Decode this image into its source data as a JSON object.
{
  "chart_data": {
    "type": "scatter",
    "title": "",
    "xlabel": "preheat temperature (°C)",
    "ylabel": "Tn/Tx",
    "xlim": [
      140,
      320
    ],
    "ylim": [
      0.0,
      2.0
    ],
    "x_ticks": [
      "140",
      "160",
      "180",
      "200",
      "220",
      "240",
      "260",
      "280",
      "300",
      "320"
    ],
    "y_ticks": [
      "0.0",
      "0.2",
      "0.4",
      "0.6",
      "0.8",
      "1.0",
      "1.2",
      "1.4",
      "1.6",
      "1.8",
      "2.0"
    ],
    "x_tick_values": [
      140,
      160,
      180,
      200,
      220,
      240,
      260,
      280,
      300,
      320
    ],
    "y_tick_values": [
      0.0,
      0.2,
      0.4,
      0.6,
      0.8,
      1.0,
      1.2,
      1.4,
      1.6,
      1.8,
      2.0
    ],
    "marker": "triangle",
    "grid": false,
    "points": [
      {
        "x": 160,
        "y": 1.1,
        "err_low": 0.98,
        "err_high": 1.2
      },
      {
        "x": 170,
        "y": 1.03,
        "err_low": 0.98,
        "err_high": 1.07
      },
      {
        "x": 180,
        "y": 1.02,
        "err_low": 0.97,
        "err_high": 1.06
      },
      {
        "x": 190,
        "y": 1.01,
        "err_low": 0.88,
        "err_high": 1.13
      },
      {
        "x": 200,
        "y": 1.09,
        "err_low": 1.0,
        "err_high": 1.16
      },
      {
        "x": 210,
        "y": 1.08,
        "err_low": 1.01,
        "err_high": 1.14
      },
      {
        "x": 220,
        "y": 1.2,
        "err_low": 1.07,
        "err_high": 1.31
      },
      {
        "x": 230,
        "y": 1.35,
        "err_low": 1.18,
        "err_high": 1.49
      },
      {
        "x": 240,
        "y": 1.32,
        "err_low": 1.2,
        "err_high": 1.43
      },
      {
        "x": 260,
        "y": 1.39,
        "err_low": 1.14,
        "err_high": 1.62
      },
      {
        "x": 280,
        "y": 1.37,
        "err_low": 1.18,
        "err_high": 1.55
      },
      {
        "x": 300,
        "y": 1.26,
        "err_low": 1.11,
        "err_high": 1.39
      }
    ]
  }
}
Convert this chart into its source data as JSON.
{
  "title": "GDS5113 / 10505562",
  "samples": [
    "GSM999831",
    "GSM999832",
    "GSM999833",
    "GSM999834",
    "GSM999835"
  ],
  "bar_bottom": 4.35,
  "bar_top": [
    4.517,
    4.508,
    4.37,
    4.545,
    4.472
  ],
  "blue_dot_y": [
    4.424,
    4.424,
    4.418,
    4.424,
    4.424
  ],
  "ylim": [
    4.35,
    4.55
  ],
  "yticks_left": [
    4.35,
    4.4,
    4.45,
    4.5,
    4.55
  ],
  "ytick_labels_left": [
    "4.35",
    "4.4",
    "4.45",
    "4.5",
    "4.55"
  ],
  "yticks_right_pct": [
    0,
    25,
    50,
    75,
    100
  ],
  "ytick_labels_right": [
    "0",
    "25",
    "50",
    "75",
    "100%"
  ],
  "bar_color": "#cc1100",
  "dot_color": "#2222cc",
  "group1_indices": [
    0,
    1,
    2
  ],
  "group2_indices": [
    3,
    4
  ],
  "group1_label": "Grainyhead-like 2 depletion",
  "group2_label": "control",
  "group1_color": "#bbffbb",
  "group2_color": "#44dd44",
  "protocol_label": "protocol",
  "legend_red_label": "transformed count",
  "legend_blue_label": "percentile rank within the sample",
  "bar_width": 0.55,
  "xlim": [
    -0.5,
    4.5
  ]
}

______

Instruction –
In the entries above, some lines may contain the string "source"; report how many, without additional comment.

Final result –
2